• _EXERCISE GOAL_
Quote all entries exactly, leaving pictures aside.

• _EXTRACTED MATERIAL_
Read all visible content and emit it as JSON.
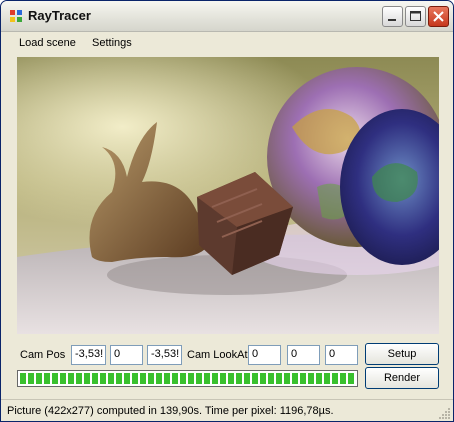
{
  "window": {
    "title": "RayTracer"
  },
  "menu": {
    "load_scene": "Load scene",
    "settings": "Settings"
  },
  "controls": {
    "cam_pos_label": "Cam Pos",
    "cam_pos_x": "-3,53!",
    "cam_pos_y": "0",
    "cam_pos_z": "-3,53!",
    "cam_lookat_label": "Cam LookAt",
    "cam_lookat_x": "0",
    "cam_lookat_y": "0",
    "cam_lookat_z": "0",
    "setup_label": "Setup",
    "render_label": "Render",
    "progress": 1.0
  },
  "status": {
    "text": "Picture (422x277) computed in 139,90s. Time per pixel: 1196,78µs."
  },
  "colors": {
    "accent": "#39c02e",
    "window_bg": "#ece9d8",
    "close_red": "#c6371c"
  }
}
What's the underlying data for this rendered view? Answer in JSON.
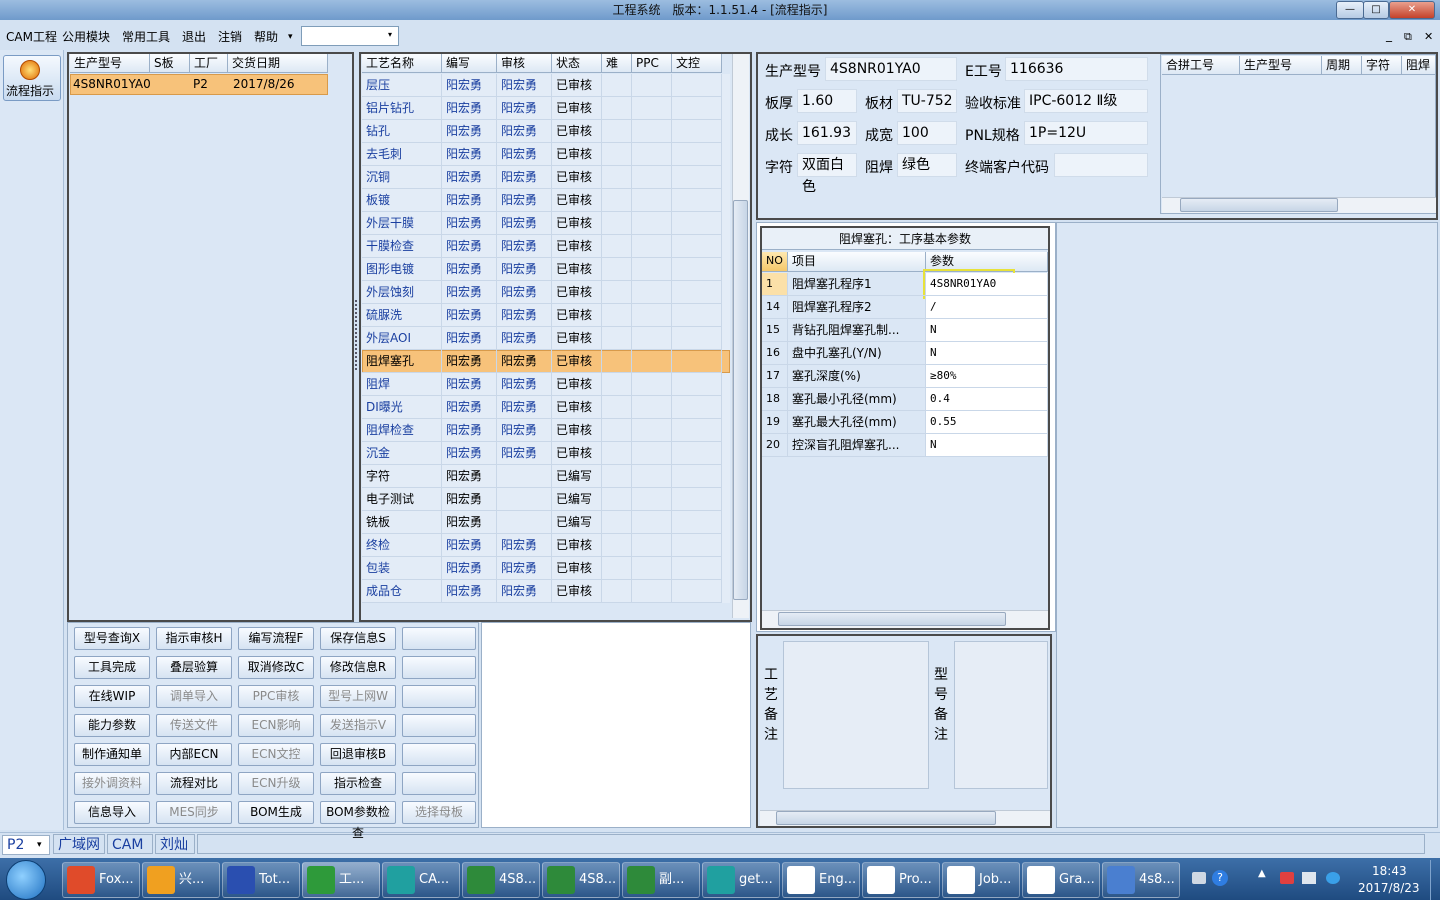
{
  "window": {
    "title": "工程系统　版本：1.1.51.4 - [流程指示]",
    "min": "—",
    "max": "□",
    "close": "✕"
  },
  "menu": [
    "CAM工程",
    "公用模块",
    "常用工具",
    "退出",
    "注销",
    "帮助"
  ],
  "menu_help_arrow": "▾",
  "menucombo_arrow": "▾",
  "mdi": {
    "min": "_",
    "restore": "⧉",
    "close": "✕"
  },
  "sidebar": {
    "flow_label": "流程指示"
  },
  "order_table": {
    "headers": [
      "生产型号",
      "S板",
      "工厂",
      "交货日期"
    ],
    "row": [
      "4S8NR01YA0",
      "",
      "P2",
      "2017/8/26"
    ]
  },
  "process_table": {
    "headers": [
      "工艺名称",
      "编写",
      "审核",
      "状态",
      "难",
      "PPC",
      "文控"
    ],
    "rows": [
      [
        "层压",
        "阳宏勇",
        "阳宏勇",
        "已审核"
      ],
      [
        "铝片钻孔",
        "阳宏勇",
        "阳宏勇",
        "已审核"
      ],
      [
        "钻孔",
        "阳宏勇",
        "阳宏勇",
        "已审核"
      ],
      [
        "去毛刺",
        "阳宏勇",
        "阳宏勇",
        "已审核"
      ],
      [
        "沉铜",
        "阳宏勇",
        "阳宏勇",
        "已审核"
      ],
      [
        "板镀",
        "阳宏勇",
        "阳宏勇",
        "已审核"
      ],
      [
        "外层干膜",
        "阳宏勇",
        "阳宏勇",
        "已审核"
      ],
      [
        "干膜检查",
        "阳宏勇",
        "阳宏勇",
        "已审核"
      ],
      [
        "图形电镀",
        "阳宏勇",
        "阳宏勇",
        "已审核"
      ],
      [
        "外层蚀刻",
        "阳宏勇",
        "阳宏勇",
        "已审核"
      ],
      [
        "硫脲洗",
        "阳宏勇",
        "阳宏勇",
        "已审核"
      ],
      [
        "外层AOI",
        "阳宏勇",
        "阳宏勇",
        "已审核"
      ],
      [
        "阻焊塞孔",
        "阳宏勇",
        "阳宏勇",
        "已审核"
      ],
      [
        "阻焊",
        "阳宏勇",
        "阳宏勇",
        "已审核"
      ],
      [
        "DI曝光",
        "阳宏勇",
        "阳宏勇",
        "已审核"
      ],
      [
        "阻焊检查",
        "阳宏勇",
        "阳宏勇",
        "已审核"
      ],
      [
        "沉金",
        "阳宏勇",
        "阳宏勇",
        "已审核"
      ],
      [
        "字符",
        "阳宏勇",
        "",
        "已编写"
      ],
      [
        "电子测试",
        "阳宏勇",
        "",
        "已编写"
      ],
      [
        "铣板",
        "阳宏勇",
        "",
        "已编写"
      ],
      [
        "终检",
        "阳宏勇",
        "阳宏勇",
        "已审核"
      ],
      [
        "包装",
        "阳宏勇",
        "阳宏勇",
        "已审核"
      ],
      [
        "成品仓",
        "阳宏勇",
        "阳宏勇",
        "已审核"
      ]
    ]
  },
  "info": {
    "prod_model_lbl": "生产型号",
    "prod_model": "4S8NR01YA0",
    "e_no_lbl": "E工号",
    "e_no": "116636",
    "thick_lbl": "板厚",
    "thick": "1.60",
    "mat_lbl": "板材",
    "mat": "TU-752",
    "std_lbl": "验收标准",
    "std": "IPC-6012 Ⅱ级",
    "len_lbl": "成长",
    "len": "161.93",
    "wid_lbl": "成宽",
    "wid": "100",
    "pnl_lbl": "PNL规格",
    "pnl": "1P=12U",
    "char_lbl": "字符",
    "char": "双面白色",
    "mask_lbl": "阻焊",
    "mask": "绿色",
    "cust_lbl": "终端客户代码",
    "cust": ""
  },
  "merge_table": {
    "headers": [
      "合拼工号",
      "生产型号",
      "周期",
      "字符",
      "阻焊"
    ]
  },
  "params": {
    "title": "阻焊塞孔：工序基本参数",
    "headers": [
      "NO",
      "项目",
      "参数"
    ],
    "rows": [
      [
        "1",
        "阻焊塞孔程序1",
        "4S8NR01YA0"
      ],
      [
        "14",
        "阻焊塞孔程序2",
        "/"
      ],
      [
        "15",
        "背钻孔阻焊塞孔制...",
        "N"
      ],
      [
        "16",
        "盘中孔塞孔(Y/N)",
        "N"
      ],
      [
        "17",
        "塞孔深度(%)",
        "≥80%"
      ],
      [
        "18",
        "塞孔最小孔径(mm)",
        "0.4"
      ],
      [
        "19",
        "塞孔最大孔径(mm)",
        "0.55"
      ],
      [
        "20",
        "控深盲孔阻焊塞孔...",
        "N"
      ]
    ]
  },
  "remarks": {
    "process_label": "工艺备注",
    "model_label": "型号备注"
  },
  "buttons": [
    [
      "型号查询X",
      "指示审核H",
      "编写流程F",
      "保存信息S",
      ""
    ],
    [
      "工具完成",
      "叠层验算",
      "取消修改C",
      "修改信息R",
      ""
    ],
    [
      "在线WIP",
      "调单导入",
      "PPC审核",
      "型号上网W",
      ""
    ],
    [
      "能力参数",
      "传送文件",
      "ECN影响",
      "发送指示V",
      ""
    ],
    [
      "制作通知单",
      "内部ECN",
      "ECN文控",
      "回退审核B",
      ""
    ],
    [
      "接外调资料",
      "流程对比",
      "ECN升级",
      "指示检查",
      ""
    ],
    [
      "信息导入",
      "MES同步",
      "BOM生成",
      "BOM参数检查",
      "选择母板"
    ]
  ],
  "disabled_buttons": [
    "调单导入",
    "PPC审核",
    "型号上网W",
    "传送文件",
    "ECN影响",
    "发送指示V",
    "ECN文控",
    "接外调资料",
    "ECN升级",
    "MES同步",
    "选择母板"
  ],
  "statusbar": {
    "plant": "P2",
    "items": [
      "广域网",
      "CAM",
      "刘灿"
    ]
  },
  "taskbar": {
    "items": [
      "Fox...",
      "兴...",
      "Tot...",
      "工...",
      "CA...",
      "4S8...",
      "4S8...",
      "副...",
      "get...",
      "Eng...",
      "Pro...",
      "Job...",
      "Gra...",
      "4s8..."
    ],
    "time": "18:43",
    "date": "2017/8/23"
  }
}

• _OUTPUT OF THE TASK_
Read all visible content and emit it as JSON.
{
  "window": {
    "title": "RayTracer"
  },
  "menu": {
    "load_scene": "Load scene",
    "settings": "Settings"
  },
  "controls": {
    "cam_pos_label": "Cam Pos",
    "cam_pos_x": "-3,53!",
    "cam_pos_y": "0",
    "cam_pos_z": "-3,53!",
    "cam_lookat_label": "Cam LookAt",
    "cam_lookat_x": "0",
    "cam_lookat_y": "0",
    "cam_lookat_z": "0",
    "setup_label": "Setup",
    "render_label": "Render",
    "progress": 1.0
  },
  "status": {
    "text": "Picture (422x277) computed in 139,90s. Time per pixel: 1196,78µs."
  },
  "colors": {
    "accent": "#39c02e",
    "window_bg": "#ece9d8",
    "close_red": "#c6371c"
  }
}
What's the underlying data for this rendered view? Answer in JSON.
{
  "window": {
    "title": "工程系统　版本：1.1.51.4 - [流程指示]",
    "min": "—",
    "max": "□",
    "close": "✕"
  },
  "menu": [
    "CAM工程",
    "公用模块",
    "常用工具",
    "退出",
    "注销",
    "帮助"
  ],
  "menu_help_arrow": "▾",
  "menucombo_arrow": "▾",
  "mdi": {
    "min": "_",
    "restore": "⧉",
    "close": "✕"
  },
  "sidebar": {
    "flow_label": "流程指示"
  },
  "order_table": {
    "headers": [
      "生产型号",
      "S板",
      "工厂",
      "交货日期"
    ],
    "row": [
      "4S8NR01YA0",
      "",
      "P2",
      "2017/8/26"
    ]
  },
  "process_table": {
    "headers": [
      "工艺名称",
      "编写",
      "审核",
      "状态",
      "难",
      "PPC",
      "文控"
    ],
    "rows": [
      [
        "层压",
        "阳宏勇",
        "阳宏勇",
        "已审核"
      ],
      [
        "铝片钻孔",
        "阳宏勇",
        "阳宏勇",
        "已审核"
      ],
      [
        "钻孔",
        "阳宏勇",
        "阳宏勇",
        "已审核"
      ],
      [
        "去毛刺",
        "阳宏勇",
        "阳宏勇",
        "已审核"
      ],
      [
        "沉铜",
        "阳宏勇",
        "阳宏勇",
        "已审核"
      ],
      [
        "板镀",
        "阳宏勇",
        "阳宏勇",
        "已审核"
      ],
      [
        "外层干膜",
        "阳宏勇",
        "阳宏勇",
        "已审核"
      ],
      [
        "干膜检查",
        "阳宏勇",
        "阳宏勇",
        "已审核"
      ],
      [
        "图形电镀",
        "阳宏勇",
        "阳宏勇",
        "已审核"
      ],
      [
        "外层蚀刻",
        "阳宏勇",
        "阳宏勇",
        "已审核"
      ],
      [
        "硫脲洗",
        "阳宏勇",
        "阳宏勇",
        "已审核"
      ],
      [
        "外层AOI",
        "阳宏勇",
        "阳宏勇",
        "已审核"
      ],
      [
        "阻焊塞孔",
        "阳宏勇",
        "阳宏勇",
        "已审核"
      ],
      [
        "阻焊",
        "阳宏勇",
        "阳宏勇",
        "已审核"
      ],
      [
        "DI曝光",
        "阳宏勇",
        "阳宏勇",
        "已审核"
      ],
      [
        "阻焊检查",
        "阳宏勇",
        "阳宏勇",
        "已审核"
      ],
      [
        "沉金",
        "阳宏勇",
        "阳宏勇",
        "已审核"
      ],
      [
        "字符",
        "阳宏勇",
        "",
        "已编写"
      ],
      [
        "电子测试",
        "阳宏勇",
        "",
        "已编写"
      ],
      [
        "铣板",
        "阳宏勇",
        "",
        "已编写"
      ],
      [
        "终检",
        "阳宏勇",
        "阳宏勇",
        "已审核"
      ],
      [
        "包装",
        "阳宏勇",
        "阳宏勇",
        "已审核"
      ],
      [
        "成品仓",
        "阳宏勇",
        "阳宏勇",
        "已审核"
      ]
    ]
  },
  "info": {
    "prod_model_lbl": "生产型号",
    "prod_model": "4S8NR01YA0",
    "e_no_lbl": "E工号",
    "e_no": "116636",
    "thick_lbl": "板厚",
    "thick": "1.60",
    "mat_lbl": "板材",
    "mat": "TU-752",
    "std_lbl": "验收标准",
    "std": "IPC-6012 Ⅱ级",
    "len_lbl": "成长",
    "len": "161.93",
    "wid_lbl": "成宽",
    "wid": "100",
    "pnl_lbl": "PNL规格",
    "pnl": "1P=12U",
    "char_lbl": "字符",
    "char": "双面白色",
    "mask_lbl": "阻焊",
    "mask": "绿色",
    "cust_lbl": "终端客户代码",
    "cust": ""
  },
  "merge_table": {
    "headers": [
      "合拼工号",
      "生产型号",
      "周期",
      "字符",
      "阻焊"
    ]
  },
  "params": {
    "title": "阻焊塞孔：工序基本参数",
    "headers": [
      "NO",
      "项目",
      "参数"
    ],
    "rows": [
      [
        "1",
        "阻焊塞孔程序1",
        "4S8NR01YA0"
      ],
      [
        "14",
        "阻焊塞孔程序2",
        "/"
      ],
      [
        "15",
        "背钻孔阻焊塞孔制...",
        "N"
      ],
      [
        "16",
        "盘中孔塞孔(Y/N)",
        "N"
      ],
      [
        "17",
        "塞孔深度(%)",
        "≥80%"
      ],
      [
        "18",
        "塞孔最小孔径(mm)",
        "0.4"
      ],
      [
        "19",
        "塞孔最大孔径(mm)",
        "0.55"
      ],
      [
        "20",
        "控深盲孔阻焊塞孔...",
        "N"
      ]
    ]
  },
  "remarks": {
    "process_label": "工艺备注",
    "model_label": "型号备注"
  },
  "buttons": [
    [
      "型号查询X",
      "指示审核H",
      "编写流程F",
      "保存信息S",
      ""
    ],
    [
      "工具完成",
      "叠层验算",
      "取消修改C",
      "修改信息R",
      ""
    ],
    [
      "在线WIP",
      "调单导入",
      "PPC审核",
      "型号上网W",
      ""
    ],
    [
      "能力参数",
      "传送文件",
      "ECN影响",
      "发送指示V",
      ""
    ],
    [
      "制作通知单",
      "内部ECN",
      "ECN文控",
      "回退审核B",
      ""
    ],
    [
      "接外调资料",
      "流程对比",
      "ECN升级",
      "指示检查",
      ""
    ],
    [
      "信息导入",
      "MES同步",
      "BOM生成",
      "BOM参数检查",
      "选择母板"
    ]
  ],
  "disabled_buttons": [
    "调单导入",
    "PPC审核",
    "型号上网W",
    "传送文件",
    "ECN影响",
    "发送指示V",
    "ECN文控",
    "接外调资料",
    "ECN升级",
    "MES同步",
    "选择母板"
  ],
  "statusbar": {
    "plant": "P2",
    "items": [
      "广域网",
      "CAM",
      "刘灿"
    ]
  },
  "taskbar": {
    "items": [
      "Fox...",
      "兴...",
      "Tot...",
      "工...",
      "CA...",
      "4S8...",
      "4S8...",
      "副...",
      "get...",
      "Eng...",
      "Pro...",
      "Job...",
      "Gra...",
      "4s8..."
    ],
    "time": "18:43",
    "date": "2017/8/23"
  }
}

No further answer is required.